++++ INFORMATION PROVIDED ++++

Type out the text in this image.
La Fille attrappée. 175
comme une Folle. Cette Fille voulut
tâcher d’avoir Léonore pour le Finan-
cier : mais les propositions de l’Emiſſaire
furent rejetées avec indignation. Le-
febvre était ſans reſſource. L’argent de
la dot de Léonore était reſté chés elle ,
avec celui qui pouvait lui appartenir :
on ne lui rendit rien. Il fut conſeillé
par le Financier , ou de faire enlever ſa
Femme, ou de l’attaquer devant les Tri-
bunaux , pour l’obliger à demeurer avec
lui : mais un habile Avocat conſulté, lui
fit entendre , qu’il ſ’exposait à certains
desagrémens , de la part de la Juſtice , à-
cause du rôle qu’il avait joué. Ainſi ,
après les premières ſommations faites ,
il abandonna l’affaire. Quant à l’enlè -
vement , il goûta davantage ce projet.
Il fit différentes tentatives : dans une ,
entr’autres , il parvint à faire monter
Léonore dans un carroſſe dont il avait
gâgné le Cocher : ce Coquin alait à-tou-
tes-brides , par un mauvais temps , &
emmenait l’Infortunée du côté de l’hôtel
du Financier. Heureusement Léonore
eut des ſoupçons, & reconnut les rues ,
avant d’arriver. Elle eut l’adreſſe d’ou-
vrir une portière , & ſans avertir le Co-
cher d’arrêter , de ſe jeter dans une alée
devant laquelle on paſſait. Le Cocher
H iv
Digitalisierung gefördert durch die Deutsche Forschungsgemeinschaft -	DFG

++++

Write out the whole listing again, exactly as it stands.

◆ FINISHED ANSWER ◆
Type out the text in this image.
La Fille attrappée. 175
comme une Folle. Cette Fille voulut
tâcher d’avoir Léonore pour le Finan-
cier : mais les propositions de l’Emiſſaire
furent rejetées avec indignation. Le-
febvre était ſans reſſource. L’argent de
la dot de Léonore était reſté chés elle ,
avec celui qui pouvait lui appartenir :
on ne lui rendit rien. Il fut conſeillé
par le Financier , ou de faire enlever ſa
Femme, ou de l’attaquer devant les Tri-
bunaux , pour l’obliger à demeurer avec
lui : mais un habile Avocat conſulté, lui
fit entendre , qu’il ſ’exposait à certains
desagrémens , de la part de la Juſtice , à-
cause du rôle qu’il avait joué. Ainſi ,
après les premières ſommations faites ,
il abandonna l’affaire. Quant à l’enlè -
vement , il goûta davantage ce projet.
Il fit différentes tentatives : dans une ,
entr’autres , il parvint à faire monter
Léonore dans un carroſſe dont il avait
gâgné le Cocher : ce Coquin alait à-tou-
tes-brides , par un mauvais temps , &
emmenait l’Infortunée du côté de l’hôtel
du Financier. Heureusement Léonore
eut des ſoupçons, & reconnut les rues ,
avant d’arriver. Elle eut l’adreſſe d’ou-
vrir une portière , & ſans avertir le Co-
cher d’arrêter , de ſe jeter dans une alée
devant laquelle on paſſait. Le Cocher
H iv
Digitalisierung gefördert durch die Deutsche Forschungsgemeinschaft -	DFG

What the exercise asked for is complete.